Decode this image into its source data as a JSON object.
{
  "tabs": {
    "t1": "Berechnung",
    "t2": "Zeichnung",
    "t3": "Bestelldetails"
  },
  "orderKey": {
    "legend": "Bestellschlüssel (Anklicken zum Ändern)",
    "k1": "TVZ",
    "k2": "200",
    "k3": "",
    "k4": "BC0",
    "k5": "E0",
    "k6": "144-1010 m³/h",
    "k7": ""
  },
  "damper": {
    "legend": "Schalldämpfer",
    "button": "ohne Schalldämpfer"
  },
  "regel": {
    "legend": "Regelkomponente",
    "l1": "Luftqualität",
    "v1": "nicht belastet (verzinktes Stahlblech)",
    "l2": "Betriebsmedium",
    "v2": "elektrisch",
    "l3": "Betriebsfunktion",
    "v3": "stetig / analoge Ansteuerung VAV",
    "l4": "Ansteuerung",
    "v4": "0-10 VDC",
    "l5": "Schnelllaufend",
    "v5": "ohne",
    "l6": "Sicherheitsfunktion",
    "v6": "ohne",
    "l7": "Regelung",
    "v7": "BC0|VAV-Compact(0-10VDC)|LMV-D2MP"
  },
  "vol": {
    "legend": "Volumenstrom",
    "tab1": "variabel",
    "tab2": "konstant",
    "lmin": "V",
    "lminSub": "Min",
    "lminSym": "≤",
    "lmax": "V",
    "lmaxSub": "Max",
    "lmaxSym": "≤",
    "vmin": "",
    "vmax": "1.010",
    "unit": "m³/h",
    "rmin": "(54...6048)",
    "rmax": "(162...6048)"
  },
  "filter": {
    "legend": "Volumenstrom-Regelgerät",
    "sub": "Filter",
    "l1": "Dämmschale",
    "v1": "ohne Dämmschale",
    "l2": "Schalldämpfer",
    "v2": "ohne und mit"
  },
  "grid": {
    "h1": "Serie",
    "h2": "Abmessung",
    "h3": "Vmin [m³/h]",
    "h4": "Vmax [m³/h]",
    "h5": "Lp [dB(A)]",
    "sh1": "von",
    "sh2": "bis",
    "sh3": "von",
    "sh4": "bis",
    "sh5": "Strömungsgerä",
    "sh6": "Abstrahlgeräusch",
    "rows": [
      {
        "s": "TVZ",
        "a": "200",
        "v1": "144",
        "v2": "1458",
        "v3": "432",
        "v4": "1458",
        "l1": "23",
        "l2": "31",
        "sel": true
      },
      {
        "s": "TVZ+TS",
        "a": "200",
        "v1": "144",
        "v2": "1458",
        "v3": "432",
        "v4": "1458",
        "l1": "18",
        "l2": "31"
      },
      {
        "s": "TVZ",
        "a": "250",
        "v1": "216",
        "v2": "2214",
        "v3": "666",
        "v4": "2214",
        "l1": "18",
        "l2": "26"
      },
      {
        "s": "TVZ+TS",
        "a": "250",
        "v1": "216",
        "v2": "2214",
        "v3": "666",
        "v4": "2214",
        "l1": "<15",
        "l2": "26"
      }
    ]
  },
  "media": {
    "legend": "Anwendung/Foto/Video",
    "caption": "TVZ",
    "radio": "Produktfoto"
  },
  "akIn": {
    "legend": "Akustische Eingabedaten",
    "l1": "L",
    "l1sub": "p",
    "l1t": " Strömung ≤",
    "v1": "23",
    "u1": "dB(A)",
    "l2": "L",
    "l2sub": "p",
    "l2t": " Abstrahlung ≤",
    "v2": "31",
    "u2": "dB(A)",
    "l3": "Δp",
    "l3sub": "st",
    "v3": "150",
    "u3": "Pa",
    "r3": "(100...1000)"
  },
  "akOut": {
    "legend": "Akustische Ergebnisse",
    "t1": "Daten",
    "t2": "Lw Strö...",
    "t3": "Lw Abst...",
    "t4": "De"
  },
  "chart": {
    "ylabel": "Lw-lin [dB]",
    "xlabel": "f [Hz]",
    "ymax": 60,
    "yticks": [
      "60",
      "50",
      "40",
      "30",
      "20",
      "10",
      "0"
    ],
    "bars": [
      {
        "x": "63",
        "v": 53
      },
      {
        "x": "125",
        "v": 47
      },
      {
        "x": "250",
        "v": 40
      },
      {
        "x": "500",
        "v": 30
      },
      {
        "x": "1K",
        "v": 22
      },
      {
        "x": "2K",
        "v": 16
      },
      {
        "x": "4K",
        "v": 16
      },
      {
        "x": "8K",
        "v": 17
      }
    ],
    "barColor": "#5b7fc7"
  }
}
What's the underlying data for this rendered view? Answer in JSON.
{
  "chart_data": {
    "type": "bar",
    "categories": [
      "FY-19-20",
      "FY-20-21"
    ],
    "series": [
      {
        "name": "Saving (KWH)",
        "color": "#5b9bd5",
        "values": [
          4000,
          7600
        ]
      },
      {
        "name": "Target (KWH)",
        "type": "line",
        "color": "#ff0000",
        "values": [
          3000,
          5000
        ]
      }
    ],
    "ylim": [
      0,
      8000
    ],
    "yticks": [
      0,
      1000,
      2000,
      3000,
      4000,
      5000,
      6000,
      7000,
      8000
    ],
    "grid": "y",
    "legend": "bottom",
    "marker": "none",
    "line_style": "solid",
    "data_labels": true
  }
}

+-------+

Please repeat the listing above in full and exactly.

> _Task result_
Decode this image into its source data as a JSON object.
{
  "tabs": {
    "t1": "Berechnung",
    "t2": "Zeichnung",
    "t3": "Bestelldetails"
  },
  "orderKey": {
    "legend": "Bestellschlüssel (Anklicken zum Ändern)",
    "k1": "TVZ",
    "k2": "200",
    "k3": "",
    "k4": "BC0",
    "k5": "E0",
    "k6": "144-1010 m³/h",
    "k7": ""
  },
  "damper": {
    "legend": "Schalldämpfer",
    "button": "ohne Schalldämpfer"
  },
  "regel": {
    "legend": "Regelkomponente",
    "l1": "Luftqualität",
    "v1": "nicht belastet (verzinktes Stahlblech)",
    "l2": "Betriebsmedium",
    "v2": "elektrisch",
    "l3": "Betriebsfunktion",
    "v3": "stetig / analoge Ansteuerung VAV",
    "l4": "Ansteuerung",
    "v4": "0-10 VDC",
    "l5": "Schnelllaufend",
    "v5": "ohne",
    "l6": "Sicherheitsfunktion",
    "v6": "ohne",
    "l7": "Regelung",
    "v7": "BC0|VAV-Compact(0-10VDC)|LMV-D2MP"
  },
  "vol": {
    "legend": "Volumenstrom",
    "tab1": "variabel",
    "tab2": "konstant",
    "lmin": "V",
    "lminSub": "Min",
    "lminSym": "≤",
    "lmax": "V",
    "lmaxSub": "Max",
    "lmaxSym": "≤",
    "vmin": "",
    "vmax": "1.010",
    "unit": "m³/h",
    "rmin": "(54...6048)",
    "rmax": "(162...6048)"
  },
  "filter": {
    "legend": "Volumenstrom-Regelgerät",
    "sub": "Filter",
    "l1": "Dämmschale",
    "v1": "ohne Dämmschale",
    "l2": "Schalldämpfer",
    "v2": "ohne und mit"
  },
  "grid": {
    "h1": "Serie",
    "h2": "Abmessung",
    "h3": "Vmin [m³/h]",
    "h4": "Vmax [m³/h]",
    "h5": "Lp [dB(A)]",
    "sh1": "von",
    "sh2": "bis",
    "sh3": "von",
    "sh4": "bis",
    "sh5": "Strömungsgerä",
    "sh6": "Abstrahlgeräusch",
    "rows": [
      {
        "s": "TVZ",
        "a": "200",
        "v1": "144",
        "v2": "1458",
        "v3": "432",
        "v4": "1458",
        "l1": "23",
        "l2": "31",
        "sel": true
      },
      {
        "s": "TVZ+TS",
        "a": "200",
        "v1": "144",
        "v2": "1458",
        "v3": "432",
        "v4": "1458",
        "l1": "18",
        "l2": "31"
      },
      {
        "s": "TVZ",
        "a": "250",
        "v1": "216",
        "v2": "2214",
        "v3": "666",
        "v4": "2214",
        "l1": "18",
        "l2": "26"
      },
      {
        "s": "TVZ+TS",
        "a": "250",
        "v1": "216",
        "v2": "2214",
        "v3": "666",
        "v4": "2214",
        "l1": "<15",
        "l2": "26"
      }
    ]
  },
  "media": {
    "legend": "Anwendung/Foto/Video",
    "caption": "TVZ",
    "radio": "Produktfoto"
  },
  "akIn": {
    "legend": "Akustische Eingabedaten",
    "l1": "L",
    "l1sub": "p",
    "l1t": " Strömung ≤",
    "v1": "23",
    "u1": "dB(A)",
    "l2": "L",
    "l2sub": "p",
    "l2t": " Abstrahlung ≤",
    "v2": "31",
    "u2": "dB(A)",
    "l3": "Δp",
    "l3sub": "st",
    "v3": "150",
    "u3": "Pa",
    "r3": "(100...1000)"
  },
  "akOut": {
    "legend": "Akustische Ergebnisse",
    "t1": "Daten",
    "t2": "Lw Strö...",
    "t3": "Lw Abst...",
    "t4": "De"
  },
  "chart": {
    "ylabel": "Lw-lin [dB]",
    "xlabel": "f [Hz]",
    "ymax": 60,
    "yticks": [
      "60",
      "50",
      "40",
      "30",
      "20",
      "10",
      "0"
    ],
    "bars": [
      {
        "x": "63",
        "v": 53
      },
      {
        "x": "125",
        "v": 47
      },
      {
        "x": "250",
        "v": 40
      },
      {
        "x": "500",
        "v": 30
      },
      {
        "x": "1K",
        "v": 22
      },
      {
        "x": "2K",
        "v": 16
      },
      {
        "x": "4K",
        "v": 16
      },
      {
        "x": "8K",
        "v": 17
      }
    ],
    "barColor": "#5b7fc7"
  }
}
What's the underlying data for this rendered view? Answer in JSON.
{
  "chart_data": {
    "type": "bar",
    "categories": [
      "FY-19-20",
      "FY-20-21"
    ],
    "series": [
      {
        "name": "Saving (KWH)",
        "color": "#5b9bd5",
        "values": [
          4000,
          7600
        ]
      },
      {
        "name": "Target (KWH)",
        "type": "line",
        "color": "#ff0000",
        "values": [
          3000,
          5000
        ]
      }
    ],
    "ylim": [
      0,
      8000
    ],
    "yticks": [
      0,
      1000,
      2000,
      3000,
      4000,
      5000,
      6000,
      7000,
      8000
    ],
    "grid": "y",
    "legend": "bottom",
    "marker": "none",
    "line_style": "solid",
    "data_labels": true
  }
}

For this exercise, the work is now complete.